» Problem
Quote the records that follow in full and exactly; leave out the pictures.

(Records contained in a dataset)

====================

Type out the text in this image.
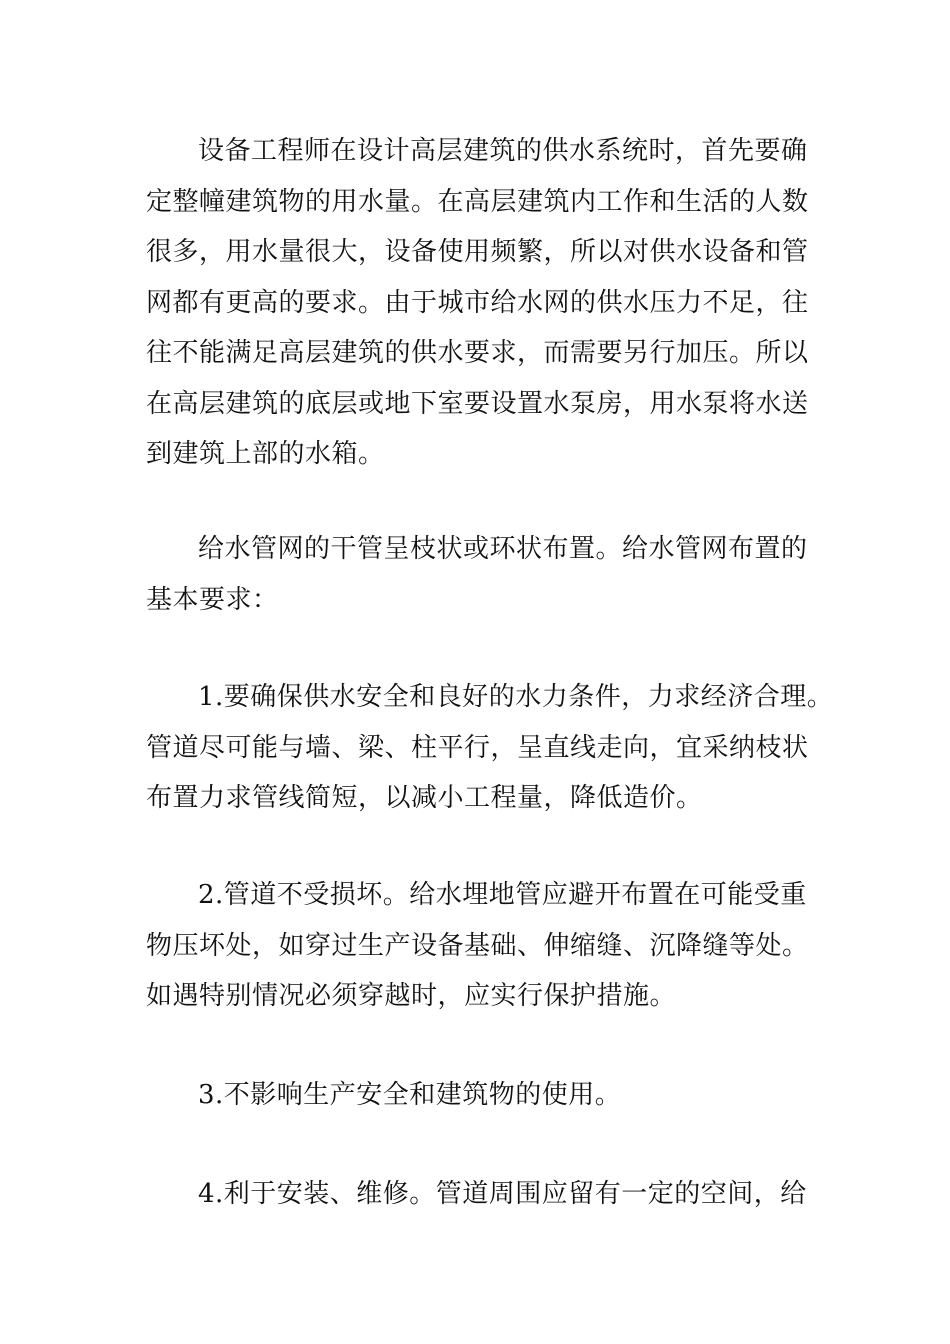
设备工程师在设计高层建筑的供水系统时，首先要确
定整幢建筑物的用水量。在高层建筑内工作和生活的人数
很多，用水量很大，设备使用频繁，所以对供水设备和管
网都有更高的要求。由于城市给水网的供水压力不足，往
往不能满足高层建筑的供水要求，而需要另行加压。所以
在高层建筑的底层或地下室要设置水泵房，用水泵将水送
到建筑上部的水箱。
给水管网的干管呈枝状或环状布置。给水管网布置的
基本要求：
1.要确保供水安全和良好的水力条件，力求经济合理。
管道尽可能与墙、梁、柱平行，呈直线走向，宜采纳枝状
布置力求管线简短，以减小工程量，降低造价。
2.管道不受损坏。给水埋地管应避开布置在可能受重
物压坏处，如穿过生产设备基础、伸缩缝、沉降缝等处。
如遇特别情况必须穿越时，应实行保护措施。
3.不影响生产安全和建筑物的使用。
4.利于安装、维修。管道周围应留有一定的空间，给
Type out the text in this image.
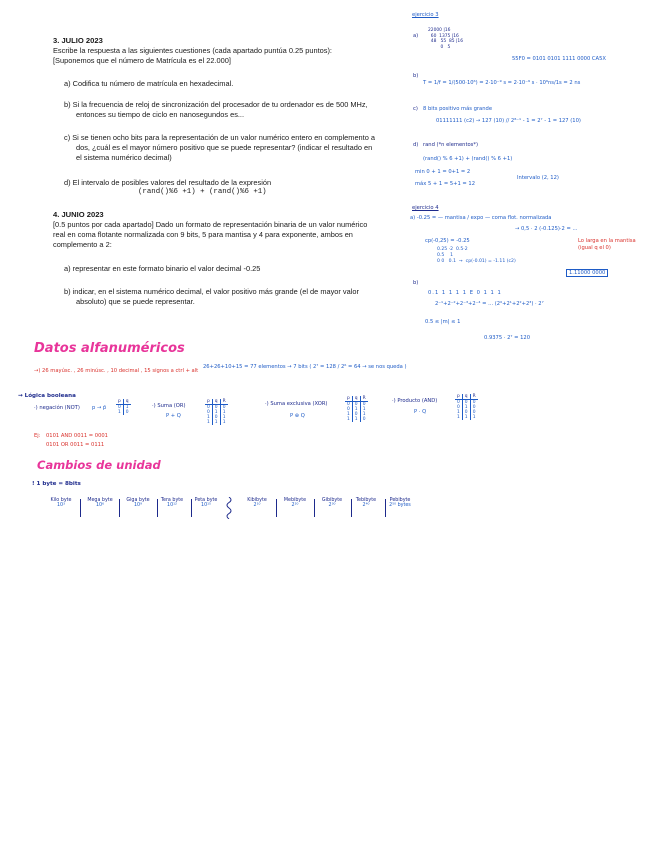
3. JULIO 2023
Escribe la respuesta a las siguientes cuestiones (cada apartado puntúa 0.25 puntos): [Suponemos que el número de Matrícula es el 22.000]
a) Codifica tu número de matrícula en hexadecimal.
b) Si la frecuencia de reloj de sincronización del procesador de tu ordenador es de 500 MHz, entonces su tiempo de ciclo en nanosegundos es...
c) Si se tienen ocho bits para la representación de un valor numérico entero en complemento a dos, ¿cuál es el mayor número positivo que se puede representar? (indicar el resultado en el sistema numérico decimal)
d) El intervalo de posibles valores del resultado de la expresión
(rand()%6 +1) + (rand()%6 +1)
4. JUNIO 2023
[0.5 puntos por cada apartado] Dado un formato de representación binaria de un valor numérico real en coma flotante normalizada con 9 bits, 5 para mantisa y 4 para exponente, ambos en complemento a 2:
a) representar en este formato binario el valor decimal -0.25
b) indicar, en el sistema numérico decimal, el valor positivo más grande (el de mayor valor absoluto) que se puede representar.
ejercicio 3
a)
22000 |16
60  1375 |16
48   55  85 |16
0   5
55F0 = 0101 0101 1111 0000 CA5X
b)
T = 1/f = 1/(500·10⁶) = 2·10⁻⁹ s = 2·10⁻⁹ s · 10⁹ns/1s = 2 ns
c) 8 bits positivo más grande
01111111 (c2) → 127 (10) // 2⁸⁻¹ - 1 = 2⁷ - 1 = 127 (10)
d) rand (*n elementos*)
(rand() % 6 +1) + (rand() % 6 +1)
min 0 + 1 = 0+1 = 2
máx 5 + 1 = 5+1 = 12
Intervalo (2, 12)
ejercicio 4
a) -0.25 = — mantisa / expo — coma flot. normalizada
→ 0,5 · 2 (-0.125)·2 = ...
cp(-0,25) = -0.25
0.25 ·2  0.5·2
0.5    1
0 0   0.1  →  cp(-0.01) = -1.11 (c2)
Lo larga en la mantisa (igual q el 0)
1.11000 0000
b)
0.1 1 1 1 1 E 0 1 1 1
2⁻¹+2⁻²+2⁻³+2⁻⁴ = ... (2⁰+2¹+2²+2³) · 2⁷
0.5 ≤ |m| ≤ 1
0.9375 · 2⁷ = 120
Datos alfanuméricos
→) 26 mayúsc. , 26 minúsc. , 10 decimal , 15 signos a ctrl + alt
26+26+10+15 = 77 elementos → 7 bits ( 2⁷ = 128 / 2⁶ = 64 → se nos queda )
→ Lógica booleana
·) negación (NOT) p → p̄
p	q
0	1
1	0
·) Suma (OR)
P + Q
p	q	R
0	0	0
0	1	1
1	0	1
1	1	1
·) Suma exclusiva (XOR)
P ⊕ Q
p	q	R
0	0	0
0	1	1
1	0	1
1	1	0
·) Producto (AND)
P · Q
p	q	R
0	0	0
0	1	0
1	0	0
1	1	1
Ej: 0101 AND 0011 = 0001
0101 OR 0011 = 0111
Cambios de unidad
! 1 byte = 8bits
Kilo byte
10³
Mega byte
10⁶
Giga byte
10⁹
Tera byte
10¹²
Peta byte
10¹⁵
Kibibyte
2¹⁰
Mebibyte
2²⁰
Gibibyte
2³⁰
Tebibyte
2⁴⁰
Pebibyte
2⁵⁰ bytes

====================

» Result of this exercise
Type out the text in this image.
设备工程师在设计高层建筑的供水系统时，首先要确
定整幢建筑物的用水量。在高层建筑内工作和生活的人数
很多，用水量很大，设备使用频繁，所以对供水设备和管
网都有更高的要求。由于城市给水网的供水压力不足，往
往不能满足高层建筑的供水要求，而需要另行加压。所以
在高层建筑的底层或地下室要设置水泵房，用水泵将水送
到建筑上部的水箱。
给水管网的干管呈枝状或环状布置。给水管网布置的
基本要求：
1.要确保供水安全和良好的水力条件，力求经济合理。
管道尽可能与墙、梁、柱平行，呈直线走向，宜采纳枝状
布置力求管线简短，以减小工程量，降低造价。
2.管道不受损坏。给水埋地管应避开布置在可能受重
物压坏处，如穿过生产设备基础、伸缩缝、沉降缝等处。
如遇特别情况必须穿越时，应实行保护措施。
3.不影响生产安全和建筑物的使用。
4.利于安装、维修。管道周围应留有一定的空间，给
Type out the text in this image.
3. JULIO 2023
Escribe la respuesta a las siguientes cuestiones (cada apartado puntúa 0.25 puntos): [Suponemos que el número de Matrícula es el 22.000]
a) Codifica tu número de matrícula en hexadecimal.
b) Si la frecuencia de reloj de sincronización del procesador de tu ordenador es de 500 MHz, entonces su tiempo de ciclo en nanosegundos es...
c) Si se tienen ocho bits para la representación de un valor numérico entero en complemento a dos, ¿cuál es el mayor número positivo que se puede representar? (indicar el resultado en el sistema numérico decimal)
d) El intervalo de posibles valores del resultado de la expresión
(rand()%6 +1) + (rand()%6 +1)
4. JUNIO 2023
[0.5 puntos por cada apartado] Dado un formato de representación binaria de un valor numérico real en coma flotante normalizada con 9 bits, 5 para mantisa y 4 para exponente, ambos en complemento a 2:
a) representar en este formato binario el valor decimal -0.25
b) indicar, en el sistema numérico decimal, el valor positivo más grande (el de mayor valor absoluto) que se puede representar.
ejercicio 3
a)
22000 |16
60  1375 |16
48   55  85 |16
0   5
55F0 = 0101 0101 1111 0000 CA5X
b)
T = 1/f = 1/(500·10⁶) = 2·10⁻⁹ s = 2·10⁻⁹ s · 10⁹ns/1s = 2 ns
c) 8 bits positivo más grande
01111111 (c2) → 127 (10) // 2⁸⁻¹ - 1 = 2⁷ - 1 = 127 (10)
d) rand (*n elementos*)
(rand() % 6 +1) + (rand() % 6 +1)
min 0 + 1 = 0+1 = 2
máx 5 + 1 = 5+1 = 12
Intervalo (2, 12)
ejercicio 4
a) -0.25 = — mantisa / expo — coma flot. normalizada
→ 0,5 · 2 (-0.125)·2 = ...
cp(-0,25) = -0.25
0.25 ·2  0.5·2
0.5    1
0 0   0.1  →  cp(-0.01) = -1.11 (c2)
Lo larga en la mantisa (igual q el 0)
1.11000 0000
b)
0.1 1 1 1 1 E 0 1 1 1
2⁻¹+2⁻²+2⁻³+2⁻⁴ = ... (2⁰+2¹+2²+2³) · 2⁷
0.5 ≤ |m| ≤ 1
0.9375 · 2⁷ = 120
Datos alfanuméricos
→) 26 mayúsc. , 26 minúsc. , 10 decimal , 15 signos a ctrl + alt
26+26+10+15 = 77 elementos → 7 bits ( 2⁷ = 128 / 2⁶ = 64 → se nos queda )
→ Lógica booleana
·) negación (NOT) p → p̄
p	q
0	1
1	0
·) Suma (OR)
P + Q
p	q	R
0	0	0
0	1	1
1	0	1
1	1	1
·) Suma exclusiva (XOR)
P ⊕ Q
p	q	R
0	0	0
0	1	1
1	0	1
1	1	0
·) Producto (AND)
P · Q
p	q	R
0	0	0
0	1	0
1	0	0
1	1	1
Ej: 0101 AND 0011 = 0001
0101 OR 0011 = 0111
Cambios de unidad
! 1 byte = 8bits
Kilo byte
10³
Mega byte
10⁶
Giga byte
10⁹
Tera byte
10¹²
Peta byte
10¹⁵
Kibibyte
2¹⁰
Mebibyte
2²⁰
Gibibyte
2³⁰
Tebibyte
2⁴⁰
Pebibyte
2⁵⁰ bytes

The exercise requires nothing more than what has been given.